• **Problem statement**:
Give the entries back exactly, dropping each image.

::: Raw data

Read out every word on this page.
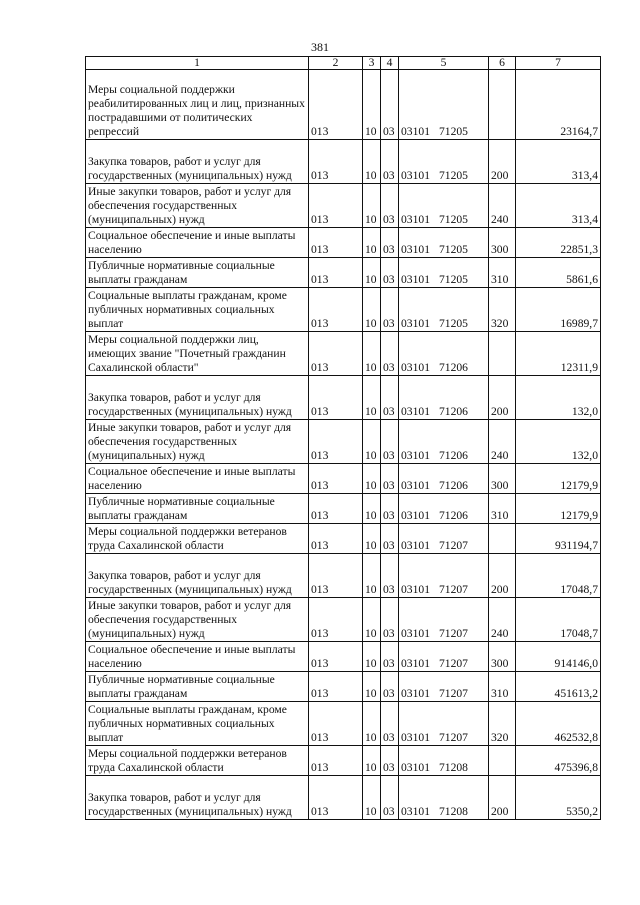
381
1	2	3	4	5	6	7
Меры социальной поддержки реабилитированных лиц и лиц, признанных пострадавшими от политических репрессий	013	10	03	03101 71205		23164,7
Закупка товаров, работ и услуг для государственных (муниципальных) нужд	013	10	03	03101 71205	200	313,4
Иные закупки товаров, работ и услуг для обеспечения государственных (муниципальных) нужд	013	10	03	03101 71205	240	313,4
Социальное обеспечение и иные выплаты населению	013	10	03	03101 71205	300	22851,3
Публичные нормативные социальные выплаты гражданам	013	10	03	03101 71205	310	5861,6
Социальные выплаты гражданам, кроме публичных нормативных социальных выплат	013	10	03	03101 71205	320	16989,7
Меры социальной поддержки лиц, имеющих звание "Почетный гражданин Сахалинской области"	013	10	03	03101 71206		12311,9
Закупка товаров, работ и услуг для государственных (муниципальных) нужд	013	10	03	03101 71206	200	132,0
Иные закупки товаров, работ и услуг для обеспечения государственных (муниципальных) нужд	013	10	03	03101 71206	240	132,0
Социальное обеспечение и иные выплаты населению	013	10	03	03101 71206	300	12179,9
Публичные нормативные социальные выплаты гражданам	013	10	03	03101 71206	310	12179,9
Меры социальной поддержки ветеранов труда Сахалинской области	013	10	03	03101 71207		931194,7
Закупка товаров, работ и услуг для государственных (муниципальных) нужд	013	10	03	03101 71207	200	17048,7
Иные закупки товаров, работ и услуг для обеспечения государственных (муниципальных) нужд	013	10	03	03101 71207	240	17048,7
Социальное обеспечение и иные выплаты населению	013	10	03	03101 71207	300	914146,0
Публичные нормативные социальные выплаты гражданам	013	10	03	03101 71207	310	451613,2
Социальные выплаты гражданам, кроме публичных нормативных социальных выплат	013	10	03	03101 71207	320	462532,8
Меры социальной поддержки ветеранов труда Сахалинской области	013	10	03	03101 71208		475396,8
Закупка товаров, работ и услуг для государственных (муниципальных) нужд	013	10	03	03101 71208	200	5350,2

::::::

• **Correct output**:
Read out every word on this page.
381
1	2	3	4	5	6	7
Меры социальной поддержки реабилитированных лиц и лиц, признанных пострадавшими от политических репрессий	013	10	03	03101 71205		23164,7
Закупка товаров, работ и услуг для государственных (муниципальных) нужд	013	10	03	03101 71205	200	313,4
Иные закупки товаров, работ и услуг для обеспечения государственных (муниципальных) нужд	013	10	03	03101 71205	240	313,4
Социальное обеспечение и иные выплаты населению	013	10	03	03101 71205	300	22851,3
Публичные нормативные социальные выплаты гражданам	013	10	03	03101 71205	310	5861,6
Социальные выплаты гражданам, кроме публичных нормативных социальных выплат	013	10	03	03101 71205	320	16989,7
Меры социальной поддержки лиц, имеющих звание "Почетный гражданин Сахалинской области"	013	10	03	03101 71206		12311,9
Закупка товаров, работ и услуг для государственных (муниципальных) нужд	013	10	03	03101 71206	200	132,0
Иные закупки товаров, работ и услуг для обеспечения государственных (муниципальных) нужд	013	10	03	03101 71206	240	132,0
Социальное обеспечение и иные выплаты населению	013	10	03	03101 71206	300	12179,9
Публичные нормативные социальные выплаты гражданам	013	10	03	03101 71206	310	12179,9
Меры социальной поддержки ветеранов труда Сахалинской области	013	10	03	03101 71207		931194,7
Закупка товаров, работ и услуг для государственных (муниципальных) нужд	013	10	03	03101 71207	200	17048,7
Иные закупки товаров, работ и услуг для обеспечения государственных (муниципальных) нужд	013	10	03	03101 71207	240	17048,7
Социальное обеспечение и иные выплаты населению	013	10	03	03101 71207	300	914146,0
Публичные нормативные социальные выплаты гражданам	013	10	03	03101 71207	310	451613,2
Социальные выплаты гражданам, кроме публичных нормативных социальных выплат	013	10	03	03101 71207	320	462532,8
Меры социальной поддержки ветеранов труда Сахалинской области	013	10	03	03101 71208		475396,8
Закупка товаров, работ и услуг для государственных (муниципальных) нужд	013	10	03	03101 71208	200	5350,2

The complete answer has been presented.